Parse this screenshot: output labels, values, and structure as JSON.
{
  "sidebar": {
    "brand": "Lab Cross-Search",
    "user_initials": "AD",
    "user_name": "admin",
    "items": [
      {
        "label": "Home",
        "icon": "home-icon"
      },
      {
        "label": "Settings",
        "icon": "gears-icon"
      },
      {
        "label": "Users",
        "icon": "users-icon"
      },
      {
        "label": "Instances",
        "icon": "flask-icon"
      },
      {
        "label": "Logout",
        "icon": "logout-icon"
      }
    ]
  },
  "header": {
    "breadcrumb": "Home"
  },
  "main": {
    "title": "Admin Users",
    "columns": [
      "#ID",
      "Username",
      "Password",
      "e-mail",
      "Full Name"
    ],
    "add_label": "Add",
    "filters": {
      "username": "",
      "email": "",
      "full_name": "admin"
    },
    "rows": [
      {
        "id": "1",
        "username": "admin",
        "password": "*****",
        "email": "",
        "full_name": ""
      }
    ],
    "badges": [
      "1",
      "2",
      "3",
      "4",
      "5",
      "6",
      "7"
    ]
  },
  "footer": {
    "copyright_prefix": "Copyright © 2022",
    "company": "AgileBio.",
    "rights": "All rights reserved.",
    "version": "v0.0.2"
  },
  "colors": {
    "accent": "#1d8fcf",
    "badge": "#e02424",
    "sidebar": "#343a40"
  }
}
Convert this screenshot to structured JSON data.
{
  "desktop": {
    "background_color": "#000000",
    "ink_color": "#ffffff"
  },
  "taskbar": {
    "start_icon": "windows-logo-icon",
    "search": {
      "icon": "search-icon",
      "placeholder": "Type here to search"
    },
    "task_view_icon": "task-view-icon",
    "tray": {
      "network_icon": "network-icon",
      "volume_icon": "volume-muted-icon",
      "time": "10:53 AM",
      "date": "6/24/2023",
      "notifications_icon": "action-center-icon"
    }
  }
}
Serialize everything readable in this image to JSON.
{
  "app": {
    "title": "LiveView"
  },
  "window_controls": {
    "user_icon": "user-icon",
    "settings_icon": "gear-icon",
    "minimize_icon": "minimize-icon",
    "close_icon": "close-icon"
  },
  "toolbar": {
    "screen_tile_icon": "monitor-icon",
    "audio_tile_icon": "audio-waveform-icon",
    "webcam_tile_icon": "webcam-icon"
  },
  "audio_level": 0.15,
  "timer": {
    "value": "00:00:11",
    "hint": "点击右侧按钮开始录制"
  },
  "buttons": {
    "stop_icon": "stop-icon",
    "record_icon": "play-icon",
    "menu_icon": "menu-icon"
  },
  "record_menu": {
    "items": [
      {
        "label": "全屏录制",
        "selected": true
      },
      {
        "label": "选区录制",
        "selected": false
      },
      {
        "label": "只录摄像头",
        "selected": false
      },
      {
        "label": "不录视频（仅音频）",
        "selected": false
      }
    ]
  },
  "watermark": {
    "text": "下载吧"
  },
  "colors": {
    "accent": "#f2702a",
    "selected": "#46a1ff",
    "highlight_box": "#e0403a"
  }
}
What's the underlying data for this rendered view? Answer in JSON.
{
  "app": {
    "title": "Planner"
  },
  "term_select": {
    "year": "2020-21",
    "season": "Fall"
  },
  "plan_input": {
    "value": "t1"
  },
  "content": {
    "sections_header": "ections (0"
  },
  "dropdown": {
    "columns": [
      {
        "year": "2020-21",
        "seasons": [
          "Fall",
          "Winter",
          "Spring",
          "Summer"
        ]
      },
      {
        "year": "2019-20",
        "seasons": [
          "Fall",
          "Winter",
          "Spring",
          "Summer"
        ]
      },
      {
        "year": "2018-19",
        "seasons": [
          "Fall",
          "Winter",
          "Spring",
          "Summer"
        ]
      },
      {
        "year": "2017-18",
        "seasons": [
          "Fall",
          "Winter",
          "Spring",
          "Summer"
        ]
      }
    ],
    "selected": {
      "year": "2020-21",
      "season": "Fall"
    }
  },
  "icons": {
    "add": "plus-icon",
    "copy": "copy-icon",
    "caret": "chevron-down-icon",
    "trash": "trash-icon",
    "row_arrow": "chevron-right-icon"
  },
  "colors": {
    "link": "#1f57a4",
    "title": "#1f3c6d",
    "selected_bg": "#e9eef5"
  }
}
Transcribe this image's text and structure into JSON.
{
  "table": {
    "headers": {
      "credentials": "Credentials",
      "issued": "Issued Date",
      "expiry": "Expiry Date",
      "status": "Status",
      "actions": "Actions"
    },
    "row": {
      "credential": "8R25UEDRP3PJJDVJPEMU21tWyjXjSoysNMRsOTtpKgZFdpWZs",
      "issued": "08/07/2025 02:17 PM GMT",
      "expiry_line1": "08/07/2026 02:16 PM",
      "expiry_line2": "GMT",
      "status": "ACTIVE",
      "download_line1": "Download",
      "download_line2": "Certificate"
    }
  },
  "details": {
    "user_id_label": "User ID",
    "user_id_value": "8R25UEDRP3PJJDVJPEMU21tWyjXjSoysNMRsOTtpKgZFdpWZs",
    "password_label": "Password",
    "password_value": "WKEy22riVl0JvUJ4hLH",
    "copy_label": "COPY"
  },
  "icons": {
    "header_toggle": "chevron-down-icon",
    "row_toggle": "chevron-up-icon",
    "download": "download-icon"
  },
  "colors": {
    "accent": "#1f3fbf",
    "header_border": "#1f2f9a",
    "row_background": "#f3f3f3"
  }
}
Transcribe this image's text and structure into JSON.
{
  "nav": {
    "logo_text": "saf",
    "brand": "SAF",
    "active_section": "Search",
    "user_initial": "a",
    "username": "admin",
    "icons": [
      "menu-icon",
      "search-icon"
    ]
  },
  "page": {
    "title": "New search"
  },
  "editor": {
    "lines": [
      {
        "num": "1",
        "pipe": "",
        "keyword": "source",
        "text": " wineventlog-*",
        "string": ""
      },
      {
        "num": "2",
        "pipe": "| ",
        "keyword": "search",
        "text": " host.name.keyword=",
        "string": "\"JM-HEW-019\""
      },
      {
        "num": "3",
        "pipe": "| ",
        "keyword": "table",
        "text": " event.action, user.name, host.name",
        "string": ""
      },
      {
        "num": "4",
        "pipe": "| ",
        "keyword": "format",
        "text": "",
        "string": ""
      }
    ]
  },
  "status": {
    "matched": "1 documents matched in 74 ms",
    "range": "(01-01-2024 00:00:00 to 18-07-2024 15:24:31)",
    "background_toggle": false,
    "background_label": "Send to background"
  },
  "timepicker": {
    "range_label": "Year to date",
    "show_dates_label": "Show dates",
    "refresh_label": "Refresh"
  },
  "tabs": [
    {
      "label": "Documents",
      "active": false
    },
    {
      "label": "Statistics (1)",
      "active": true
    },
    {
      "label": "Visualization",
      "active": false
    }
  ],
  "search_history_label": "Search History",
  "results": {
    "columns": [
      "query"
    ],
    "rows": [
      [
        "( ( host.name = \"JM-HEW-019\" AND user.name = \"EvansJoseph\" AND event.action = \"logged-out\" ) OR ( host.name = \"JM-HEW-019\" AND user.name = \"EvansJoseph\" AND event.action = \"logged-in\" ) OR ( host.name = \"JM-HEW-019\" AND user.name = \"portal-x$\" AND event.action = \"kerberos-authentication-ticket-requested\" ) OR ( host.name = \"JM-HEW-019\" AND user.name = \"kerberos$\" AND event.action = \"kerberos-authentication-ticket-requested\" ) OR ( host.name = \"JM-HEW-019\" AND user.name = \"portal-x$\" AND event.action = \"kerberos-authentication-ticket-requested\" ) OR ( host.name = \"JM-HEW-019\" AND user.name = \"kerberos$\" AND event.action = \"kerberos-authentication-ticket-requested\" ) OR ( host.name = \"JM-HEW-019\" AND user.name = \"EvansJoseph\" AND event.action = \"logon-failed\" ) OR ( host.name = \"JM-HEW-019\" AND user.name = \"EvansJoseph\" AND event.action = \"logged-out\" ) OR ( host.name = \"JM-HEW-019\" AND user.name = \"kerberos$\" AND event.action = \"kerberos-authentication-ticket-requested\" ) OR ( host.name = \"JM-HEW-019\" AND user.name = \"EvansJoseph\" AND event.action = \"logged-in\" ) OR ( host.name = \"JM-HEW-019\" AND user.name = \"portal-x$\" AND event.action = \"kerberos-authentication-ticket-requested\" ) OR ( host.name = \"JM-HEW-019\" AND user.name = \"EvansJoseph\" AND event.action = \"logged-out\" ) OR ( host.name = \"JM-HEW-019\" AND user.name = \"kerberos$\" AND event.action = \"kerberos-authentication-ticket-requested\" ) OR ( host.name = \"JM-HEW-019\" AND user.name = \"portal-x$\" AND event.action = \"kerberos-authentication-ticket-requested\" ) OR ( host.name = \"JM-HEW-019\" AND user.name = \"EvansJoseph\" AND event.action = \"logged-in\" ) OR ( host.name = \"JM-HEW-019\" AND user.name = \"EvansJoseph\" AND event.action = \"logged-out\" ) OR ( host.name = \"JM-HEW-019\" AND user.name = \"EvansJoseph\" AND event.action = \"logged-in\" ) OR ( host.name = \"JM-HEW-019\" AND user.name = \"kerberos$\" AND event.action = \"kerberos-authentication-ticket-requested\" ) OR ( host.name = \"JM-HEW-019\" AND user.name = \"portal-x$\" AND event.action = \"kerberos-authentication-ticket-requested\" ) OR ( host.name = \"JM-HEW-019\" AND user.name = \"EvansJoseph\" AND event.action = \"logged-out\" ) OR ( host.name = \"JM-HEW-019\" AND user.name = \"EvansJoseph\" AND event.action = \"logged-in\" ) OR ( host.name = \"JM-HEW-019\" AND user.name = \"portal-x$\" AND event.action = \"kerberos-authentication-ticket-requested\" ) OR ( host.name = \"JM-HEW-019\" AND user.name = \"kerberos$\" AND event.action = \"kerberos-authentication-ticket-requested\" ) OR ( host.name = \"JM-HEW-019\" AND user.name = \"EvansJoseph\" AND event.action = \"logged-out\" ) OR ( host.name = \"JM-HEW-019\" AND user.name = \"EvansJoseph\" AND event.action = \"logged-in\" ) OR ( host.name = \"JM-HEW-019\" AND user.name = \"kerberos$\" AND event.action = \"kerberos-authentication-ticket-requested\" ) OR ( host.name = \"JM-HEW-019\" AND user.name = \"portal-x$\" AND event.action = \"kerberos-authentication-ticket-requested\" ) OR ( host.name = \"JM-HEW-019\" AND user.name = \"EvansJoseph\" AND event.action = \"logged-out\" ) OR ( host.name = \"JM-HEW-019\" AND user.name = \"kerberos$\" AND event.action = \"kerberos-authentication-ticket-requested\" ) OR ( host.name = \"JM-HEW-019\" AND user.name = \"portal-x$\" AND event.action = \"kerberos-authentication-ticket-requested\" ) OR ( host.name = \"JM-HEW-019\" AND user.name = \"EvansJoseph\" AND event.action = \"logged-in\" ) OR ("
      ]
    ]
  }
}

************

_Exercise brief_.
Report only how many lines in the listing contain the string "accent".

_Answer to the exercise_.
3